## WHAT YOU WILL DO
Quote the records that follow in full, leaving the pictures out.
————————
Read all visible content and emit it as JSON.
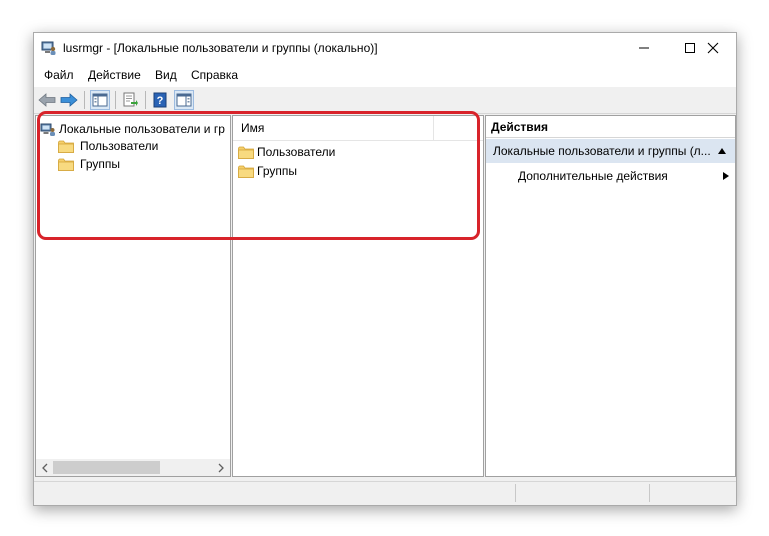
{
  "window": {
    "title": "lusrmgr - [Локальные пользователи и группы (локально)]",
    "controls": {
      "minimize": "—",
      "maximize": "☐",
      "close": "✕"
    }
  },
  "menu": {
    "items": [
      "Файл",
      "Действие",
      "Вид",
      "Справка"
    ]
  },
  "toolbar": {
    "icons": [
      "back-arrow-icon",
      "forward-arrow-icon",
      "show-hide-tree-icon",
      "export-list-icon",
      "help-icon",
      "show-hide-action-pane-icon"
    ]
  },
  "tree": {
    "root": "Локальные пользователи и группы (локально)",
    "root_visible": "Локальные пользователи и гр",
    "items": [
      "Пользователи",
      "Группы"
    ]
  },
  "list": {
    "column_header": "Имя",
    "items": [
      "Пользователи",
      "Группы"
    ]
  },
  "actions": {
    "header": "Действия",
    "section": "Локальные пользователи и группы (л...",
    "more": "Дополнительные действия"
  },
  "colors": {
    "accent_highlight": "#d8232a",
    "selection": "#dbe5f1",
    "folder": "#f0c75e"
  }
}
————————
## SOLUTION TO THIS PROBLEM
Read all visible content and emit it as JSON.
{
  "window": {
    "title": "lusrmgr - [Локальные пользователи и группы (локально)]",
    "controls": {
      "minimize": "—",
      "maximize": "☐",
      "close": "✕"
    }
  },
  "menu": {
    "items": [
      "Файл",
      "Действие",
      "Вид",
      "Справка"
    ]
  },
  "toolbar": {
    "icons": [
      "back-arrow-icon",
      "forward-arrow-icon",
      "show-hide-tree-icon",
      "export-list-icon",
      "help-icon",
      "show-hide-action-pane-icon"
    ]
  },
  "tree": {
    "root": "Локальные пользователи и группы (локально)",
    "root_visible": "Локальные пользователи и гр",
    "items": [
      "Пользователи",
      "Группы"
    ]
  },
  "list": {
    "column_header": "Имя",
    "items": [
      "Пользователи",
      "Группы"
    ]
  },
  "actions": {
    "header": "Действия",
    "section": "Локальные пользователи и группы (л...",
    "more": "Дополнительные действия"
  },
  "colors": {
    "accent_highlight": "#d8232a",
    "selection": "#dbe5f1",
    "folder": "#f0c75e"
  }
}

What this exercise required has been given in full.